## [Required task]
Take each line containing "Жукова" and report it exactly as written.

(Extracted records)
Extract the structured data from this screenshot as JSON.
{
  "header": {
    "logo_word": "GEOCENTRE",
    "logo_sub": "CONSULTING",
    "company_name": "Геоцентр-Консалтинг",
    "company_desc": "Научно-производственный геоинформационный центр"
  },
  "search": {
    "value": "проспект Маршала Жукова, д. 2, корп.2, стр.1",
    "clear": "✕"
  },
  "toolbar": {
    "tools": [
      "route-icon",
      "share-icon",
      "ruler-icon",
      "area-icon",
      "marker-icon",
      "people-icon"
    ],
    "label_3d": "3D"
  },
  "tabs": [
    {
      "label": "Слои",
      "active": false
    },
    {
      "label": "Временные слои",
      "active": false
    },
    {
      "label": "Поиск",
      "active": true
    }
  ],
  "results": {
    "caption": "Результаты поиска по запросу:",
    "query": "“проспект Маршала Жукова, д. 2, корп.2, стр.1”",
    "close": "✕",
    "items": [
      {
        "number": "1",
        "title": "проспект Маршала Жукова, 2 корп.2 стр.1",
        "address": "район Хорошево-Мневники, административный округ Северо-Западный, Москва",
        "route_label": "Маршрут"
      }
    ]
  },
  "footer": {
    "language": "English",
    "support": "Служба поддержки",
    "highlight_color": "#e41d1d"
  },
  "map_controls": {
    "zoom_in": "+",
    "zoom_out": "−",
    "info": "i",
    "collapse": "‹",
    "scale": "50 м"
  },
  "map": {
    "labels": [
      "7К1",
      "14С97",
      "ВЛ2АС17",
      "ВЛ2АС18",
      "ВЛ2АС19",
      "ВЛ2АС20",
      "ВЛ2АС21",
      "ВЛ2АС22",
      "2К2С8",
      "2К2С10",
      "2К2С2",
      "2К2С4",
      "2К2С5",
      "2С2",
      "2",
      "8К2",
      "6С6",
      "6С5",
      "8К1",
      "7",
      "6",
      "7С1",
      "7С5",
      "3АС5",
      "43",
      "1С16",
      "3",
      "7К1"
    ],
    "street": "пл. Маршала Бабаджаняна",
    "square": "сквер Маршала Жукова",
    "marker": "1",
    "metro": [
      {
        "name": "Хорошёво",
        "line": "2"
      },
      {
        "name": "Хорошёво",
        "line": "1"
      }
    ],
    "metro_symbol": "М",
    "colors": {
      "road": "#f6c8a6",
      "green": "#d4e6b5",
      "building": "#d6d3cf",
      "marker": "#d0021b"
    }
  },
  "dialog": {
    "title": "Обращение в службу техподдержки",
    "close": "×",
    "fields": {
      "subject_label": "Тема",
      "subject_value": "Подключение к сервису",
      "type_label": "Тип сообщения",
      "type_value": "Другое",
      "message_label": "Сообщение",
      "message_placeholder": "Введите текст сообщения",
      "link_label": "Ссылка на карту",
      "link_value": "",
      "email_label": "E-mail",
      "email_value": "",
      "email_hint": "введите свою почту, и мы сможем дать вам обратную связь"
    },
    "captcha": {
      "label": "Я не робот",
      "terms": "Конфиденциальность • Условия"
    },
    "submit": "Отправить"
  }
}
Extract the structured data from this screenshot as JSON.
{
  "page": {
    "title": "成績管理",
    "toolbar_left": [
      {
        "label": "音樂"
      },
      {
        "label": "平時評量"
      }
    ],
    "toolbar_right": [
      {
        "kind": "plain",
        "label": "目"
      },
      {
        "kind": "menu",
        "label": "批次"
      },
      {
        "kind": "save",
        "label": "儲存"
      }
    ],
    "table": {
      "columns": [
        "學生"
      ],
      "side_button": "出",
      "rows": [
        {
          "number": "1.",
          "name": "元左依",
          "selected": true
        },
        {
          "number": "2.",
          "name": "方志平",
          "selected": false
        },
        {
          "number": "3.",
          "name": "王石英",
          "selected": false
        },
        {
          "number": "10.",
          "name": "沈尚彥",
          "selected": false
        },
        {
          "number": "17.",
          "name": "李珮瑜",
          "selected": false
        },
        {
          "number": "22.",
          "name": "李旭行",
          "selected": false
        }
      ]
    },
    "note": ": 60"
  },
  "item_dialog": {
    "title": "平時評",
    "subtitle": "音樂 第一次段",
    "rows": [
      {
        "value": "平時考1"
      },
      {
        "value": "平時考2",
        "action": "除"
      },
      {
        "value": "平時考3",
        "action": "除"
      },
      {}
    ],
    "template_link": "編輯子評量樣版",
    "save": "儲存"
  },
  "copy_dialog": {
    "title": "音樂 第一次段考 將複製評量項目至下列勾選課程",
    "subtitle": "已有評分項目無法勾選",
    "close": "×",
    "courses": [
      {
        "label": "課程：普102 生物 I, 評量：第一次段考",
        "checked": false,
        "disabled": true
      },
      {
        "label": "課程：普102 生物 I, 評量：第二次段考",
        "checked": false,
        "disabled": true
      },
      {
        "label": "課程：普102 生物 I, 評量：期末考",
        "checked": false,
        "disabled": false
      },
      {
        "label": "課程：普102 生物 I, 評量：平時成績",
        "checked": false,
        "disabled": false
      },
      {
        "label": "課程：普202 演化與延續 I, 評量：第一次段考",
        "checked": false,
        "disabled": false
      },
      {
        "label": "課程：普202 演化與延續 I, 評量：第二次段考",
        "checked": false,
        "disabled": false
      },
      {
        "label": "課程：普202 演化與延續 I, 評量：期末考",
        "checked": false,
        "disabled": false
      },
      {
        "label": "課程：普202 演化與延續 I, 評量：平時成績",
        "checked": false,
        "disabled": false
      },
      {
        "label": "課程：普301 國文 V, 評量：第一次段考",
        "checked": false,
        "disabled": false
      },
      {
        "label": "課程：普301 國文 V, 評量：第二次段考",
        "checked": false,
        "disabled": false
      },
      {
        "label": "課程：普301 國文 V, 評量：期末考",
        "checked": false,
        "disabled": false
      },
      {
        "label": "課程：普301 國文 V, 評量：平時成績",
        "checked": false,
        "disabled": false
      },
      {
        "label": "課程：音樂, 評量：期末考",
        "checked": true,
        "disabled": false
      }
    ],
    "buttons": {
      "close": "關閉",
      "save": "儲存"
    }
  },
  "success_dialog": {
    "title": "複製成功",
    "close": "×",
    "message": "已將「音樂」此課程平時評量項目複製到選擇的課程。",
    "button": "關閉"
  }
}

## [Answer for the task]
    "value": "проспект Маршала Жукова, д. 2, корп.2, стр.1",
    "query": "“проспект Маршала Жукова, д. 2, корп.2, стр.1”",
        "title": "проспект Маршала Жукова, 2 корп.2 стр.1",
    "square": "сквер Маршала Жукова",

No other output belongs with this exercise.